## Problem
What follows is a block of records; reproduce all of it verbatim.

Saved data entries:
+ + + + + + +

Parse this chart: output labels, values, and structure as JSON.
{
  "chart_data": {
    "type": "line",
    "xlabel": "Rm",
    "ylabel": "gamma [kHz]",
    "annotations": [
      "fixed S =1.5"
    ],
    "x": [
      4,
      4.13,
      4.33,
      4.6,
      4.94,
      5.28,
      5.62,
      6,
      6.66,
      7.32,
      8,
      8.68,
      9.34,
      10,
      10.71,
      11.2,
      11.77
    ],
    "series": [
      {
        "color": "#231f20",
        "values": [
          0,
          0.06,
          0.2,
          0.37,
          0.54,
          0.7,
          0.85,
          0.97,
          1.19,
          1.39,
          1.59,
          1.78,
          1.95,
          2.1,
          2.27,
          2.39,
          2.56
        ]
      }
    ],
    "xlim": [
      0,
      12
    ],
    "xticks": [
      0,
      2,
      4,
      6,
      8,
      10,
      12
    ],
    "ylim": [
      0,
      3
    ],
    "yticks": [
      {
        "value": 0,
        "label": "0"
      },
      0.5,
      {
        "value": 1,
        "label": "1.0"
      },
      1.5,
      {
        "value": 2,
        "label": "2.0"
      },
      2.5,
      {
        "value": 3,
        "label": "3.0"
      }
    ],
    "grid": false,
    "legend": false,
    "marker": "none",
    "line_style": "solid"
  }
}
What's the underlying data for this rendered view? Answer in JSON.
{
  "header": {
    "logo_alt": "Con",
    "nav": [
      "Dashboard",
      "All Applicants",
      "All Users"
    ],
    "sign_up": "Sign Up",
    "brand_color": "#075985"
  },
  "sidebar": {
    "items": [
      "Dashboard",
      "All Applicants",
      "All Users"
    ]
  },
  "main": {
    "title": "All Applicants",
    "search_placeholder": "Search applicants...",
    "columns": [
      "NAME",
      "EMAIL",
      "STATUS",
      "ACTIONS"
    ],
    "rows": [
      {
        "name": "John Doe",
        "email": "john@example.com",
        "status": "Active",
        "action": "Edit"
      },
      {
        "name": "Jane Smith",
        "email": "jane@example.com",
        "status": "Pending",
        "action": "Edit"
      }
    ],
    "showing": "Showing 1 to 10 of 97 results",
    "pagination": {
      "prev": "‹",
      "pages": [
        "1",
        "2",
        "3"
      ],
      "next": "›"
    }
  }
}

+ + + + + + +

## Solution to this problem
Parse this chart: output labels, values, and structure as JSON.
{
  "chart_data": {
    "type": "line",
    "xlabel": "Rm",
    "ylabel": "gamma [kHz]",
    "annotations": [
      "fixed S =1.5"
    ],
    "x": [
      4,
      4.13,
      4.33,
      4.6,
      4.94,
      5.28,
      5.62,
      6,
      6.66,
      7.32,
      8,
      8.68,
      9.34,
      10,
      10.71,
      11.2,
      11.77
    ],
    "series": [
      {
        "color": "#231f20",
        "values": [
          0,
          0.06,
          0.2,
          0.37,
          0.54,
          0.7,
          0.85,
          0.97,
          1.19,
          1.39,
          1.59,
          1.78,
          1.95,
          2.1,
          2.27,
          2.39,
          2.56
        ]
      }
    ],
    "xlim": [
      0,
      12
    ],
    "xticks": [
      0,
      2,
      4,
      6,
      8,
      10,
      12
    ],
    "ylim": [
      0,
      3
    ],
    "yticks": [
      {
        "value": 0,
        "label": "0"
      },
      0.5,
      {
        "value": 1,
        "label": "1.0"
      },
      1.5,
      {
        "value": 2,
        "label": "2.0"
      },
      2.5,
      {
        "value": 3,
        "label": "3.0"
      }
    ],
    "grid": false,
    "legend": false,
    "marker": "none",
    "line_style": "solid"
  }
}
What's the underlying data for this rendered view? Answer in JSON.
{
  "header": {
    "logo_alt": "Con",
    "nav": [
      "Dashboard",
      "All Applicants",
      "All Users"
    ],
    "sign_up": "Sign Up",
    "brand_color": "#075985"
  },
  "sidebar": {
    "items": [
      "Dashboard",
      "All Applicants",
      "All Users"
    ]
  },
  "main": {
    "title": "All Applicants",
    "search_placeholder": "Search applicants...",
    "columns": [
      "NAME",
      "EMAIL",
      "STATUS",
      "ACTIONS"
    ],
    "rows": [
      {
        "name": "John Doe",
        "email": "john@example.com",
        "status": "Active",
        "action": "Edit"
      },
      {
        "name": "Jane Smith",
        "email": "jane@example.com",
        "status": "Pending",
        "action": "Edit"
      }
    ],
    "showing": "Showing 1 to 10 of 97 results",
    "pagination": {
      "prev": "‹",
      "pages": [
        "1",
        "2",
        "3"
      ],
      "next": "›"
    }
  }
}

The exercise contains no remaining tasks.